- _Task requirements_:
Give every line again exactly as it appears, please, but not the pictures.
==== Dataset records
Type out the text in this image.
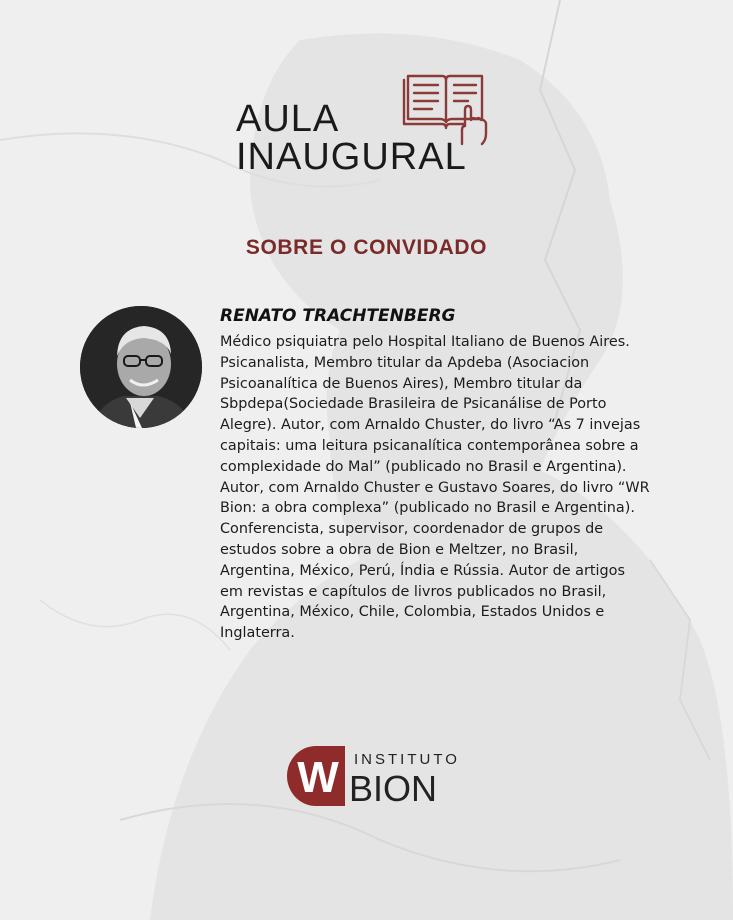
AULA
INAUGURAL
SOBRE O CONVIDADO
RENATO TRACHTENBERG

Médico psiquiatra pelo Hospital Italiano de Buenos Aires. Psicanalista, Membro titular da Apdeba (Asociacion Psicoanalítica de Buenos Aires), Membro titular da Sbpdepa(Sociedade Brasileira de Psicanálise de Porto Alegre). Autor, com Arnaldo Chuster, do livro “As 7 invejas capitais: uma leitura psicanalítica contemporânea sobre a complexidade do Mal” (publicado no Brasil e Argentina). Autor, com Arnaldo Chuster e Gustavo Soares, do livro “WR Bion: a obra complexa” (publicado no Brasil e Argentina). Conferencista, supervisor, coordenador de grupos de estudos sobre a obra de Bion e Meltzer, no Brasil, Argentina, México, Perú, Índia e Rússia. Autor de artigos em revistas e capítulos de livros publicados no Brasil, Argentina, México, Chile, Colombia, Estados Unidos e Inglaterra.

W INSTITUTO
BION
========
- _Written solution_:
Type out the text in this image.
AULA
INAUGURAL
SOBRE O CONVIDADO
RENATO TRACHTENBERG

Médico psiquiatra pelo Hospital Italiano de Buenos Aires. Psicanalista, Membro titular da Apdeba (Asociacion Psicoanalítica de Buenos Aires), Membro titular da Sbpdepa(Sociedade Brasileira de Psicanálise de Porto Alegre). Autor, com Arnaldo Chuster, do livro “As 7 invejas capitais: uma leitura psicanalítica contemporânea sobre a complexidade do Mal” (publicado no Brasil e Argentina). Autor, com Arnaldo Chuster e Gustavo Soares, do livro “WR Bion: a obra complexa” (publicado no Brasil e Argentina). Conferencista, supervisor, coordenador de grupos de estudos sobre a obra de Bion e Meltzer, no Brasil, Argentina, México, Perú, Índia e Rússia. Autor de artigos em revistas e capítulos de livros publicados no Brasil, Argentina, México, Chile, Colombia, Estados Unidos e Inglaterra.

W INSTITUTO
BION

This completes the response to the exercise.